• **EXERCISE OBJECTIVE**: Drop all images and give the records again exactly.

Figure content listings:

++++++

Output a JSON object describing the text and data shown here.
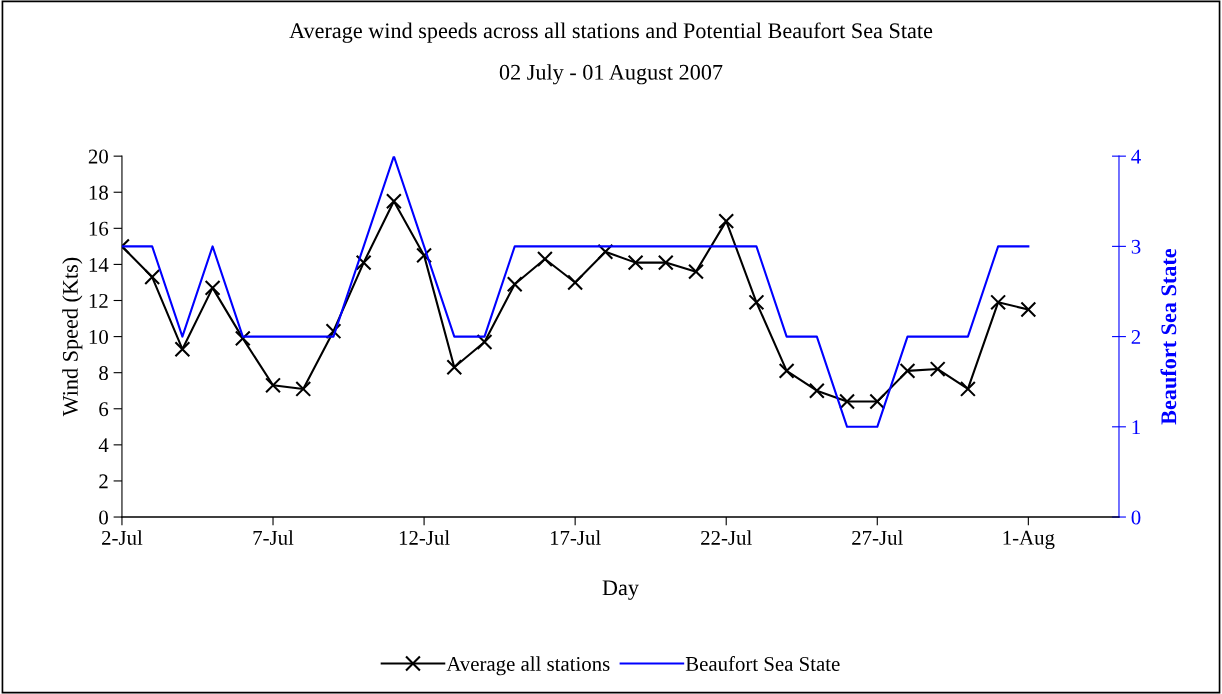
{
  "chart_data": {
    "type": "line",
    "title": "Average wind speeds across all stations and Potential Beaufort Sea State",
    "subtitle": "02 July - 01 August 2007",
    "xlabel": "Day",
    "ylabel": "Wind Speed (Kts)",
    "y2label": "Beaufort Sea State",
    "x": [
      "2007-07-02",
      "2007-07-03",
      "2007-07-04",
      "2007-07-05",
      "2007-07-06",
      "2007-07-07",
      "2007-07-08",
      "2007-07-09",
      "2007-07-10",
      "2007-07-11",
      "2007-07-12",
      "2007-07-13",
      "2007-07-14",
      "2007-07-15",
      "2007-07-16",
      "2007-07-17",
      "2007-07-18",
      "2007-07-19",
      "2007-07-20",
      "2007-07-21",
      "2007-07-22",
      "2007-07-23",
      "2007-07-24",
      "2007-07-25",
      "2007-07-26",
      "2007-07-27",
      "2007-07-28",
      "2007-07-29",
      "2007-07-30",
      "2007-07-31",
      "2007-08-01"
    ],
    "series": [
      {
        "name": "Average all stations",
        "color": "#000000",
        "marker": "cross",
        "values": [
          15.0,
          13.3,
          9.3,
          12.7,
          9.9,
          7.3,
          7.1,
          10.3,
          14.1,
          17.5,
          14.5,
          8.3,
          9.7,
          12.9,
          14.3,
          13.0,
          14.7,
          14.1,
          14.1,
          13.6,
          16.4,
          11.9,
          8.1,
          7.0,
          6.4,
          6.4,
          8.1,
          8.2,
          7.1,
          11.9,
          11.5
        ]
      },
      {
        "name": "Beaufort Sea State",
        "color": "#0000ff",
        "marker": "none",
        "axis": "y2",
        "values": [
          3,
          3,
          2,
          3,
          2,
          2,
          2,
          2,
          3,
          4,
          3,
          2,
          2,
          3,
          3,
          3,
          3,
          3,
          3,
          3,
          3,
          3,
          2,
          2,
          1,
          1,
          2,
          2,
          2,
          3,
          3
        ]
      }
    ],
    "xlim": [
      "2007-07-02",
      "2007-08-04"
    ],
    "xticks": [
      {
        "value": "2007-07-02",
        "label": "2-Jul"
      },
      {
        "value": "2007-07-07",
        "label": "7-Jul"
      },
      {
        "value": "2007-07-12",
        "label": "12-Jul"
      },
      {
        "value": "2007-07-17",
        "label": "17-Jul"
      },
      {
        "value": "2007-07-22",
        "label": "22-Jul"
      },
      {
        "value": "2007-07-27",
        "label": "27-Jul"
      },
      {
        "value": "2007-08-01",
        "label": "1-Aug"
      }
    ],
    "ylim": [
      0,
      20
    ],
    "yticks": [
      0,
      2,
      4,
      6,
      8,
      10,
      12,
      14,
      16,
      18,
      20
    ],
    "y2lim": [
      0,
      4
    ],
    "y2ticks": [
      0,
      1,
      2,
      3,
      4
    ],
    "grid": false,
    "legend": "bottom",
    "line_style": "solid"
  }
}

++++++

• **RESULT OF THE EXERCISE**:
Output a JSON object describing the text and data shown here.
{
  "chart_data": {
    "type": "line",
    "title": "Average wind speeds across all stations and Potential Beaufort Sea State",
    "subtitle": "02 July - 01 August 2007",
    "xlabel": "Day",
    "ylabel": "Wind Speed (Kts)",
    "y2label": "Beaufort Sea State",
    "x": [
      "2007-07-02",
      "2007-07-03",
      "2007-07-04",
      "2007-07-05",
      "2007-07-06",
      "2007-07-07",
      "2007-07-08",
      "2007-07-09",
      "2007-07-10",
      "2007-07-11",
      "2007-07-12",
      "2007-07-13",
      "2007-07-14",
      "2007-07-15",
      "2007-07-16",
      "2007-07-17",
      "2007-07-18",
      "2007-07-19",
      "2007-07-20",
      "2007-07-21",
      "2007-07-22",
      "2007-07-23",
      "2007-07-24",
      "2007-07-25",
      "2007-07-26",
      "2007-07-27",
      "2007-07-28",
      "2007-07-29",
      "2007-07-30",
      "2007-07-31",
      "2007-08-01"
    ],
    "series": [
      {
        "name": "Average all stations",
        "color": "#000000",
        "marker": "cross",
        "values": [
          15.0,
          13.3,
          9.3,
          12.7,
          9.9,
          7.3,
          7.1,
          10.3,
          14.1,
          17.5,
          14.5,
          8.3,
          9.7,
          12.9,
          14.3,
          13.0,
          14.7,
          14.1,
          14.1,
          13.6,
          16.4,
          11.9,
          8.1,
          7.0,
          6.4,
          6.4,
          8.1,
          8.2,
          7.1,
          11.9,
          11.5
        ]
      },
      {
        "name": "Beaufort Sea State",
        "color": "#0000ff",
        "marker": "none",
        "axis": "y2",
        "values": [
          3,
          3,
          2,
          3,
          2,
          2,
          2,
          2,
          3,
          4,
          3,
          2,
          2,
          3,
          3,
          3,
          3,
          3,
          3,
          3,
          3,
          3,
          2,
          2,
          1,
          1,
          2,
          2,
          2,
          3,
          3
        ]
      }
    ],
    "xlim": [
      "2007-07-02",
      "2007-08-04"
    ],
    "xticks": [
      {
        "value": "2007-07-02",
        "label": "2-Jul"
      },
      {
        "value": "2007-07-07",
        "label": "7-Jul"
      },
      {
        "value": "2007-07-12",
        "label": "12-Jul"
      },
      {
        "value": "2007-07-17",
        "label": "17-Jul"
      },
      {
        "value": "2007-07-22",
        "label": "22-Jul"
      },
      {
        "value": "2007-07-27",
        "label": "27-Jul"
      },
      {
        "value": "2007-08-01",
        "label": "1-Aug"
      }
    ],
    "ylim": [
      0,
      20
    ],
    "yticks": [
      0,
      2,
      4,
      6,
      8,
      10,
      12,
      14,
      16,
      18,
      20
    ],
    "y2lim": [
      0,
      4
    ],
    "y2ticks": [
      0,
      1,
      2,
      3,
      4
    ],
    "grid": false,
    "legend": "bottom",
    "line_style": "solid"
  }
}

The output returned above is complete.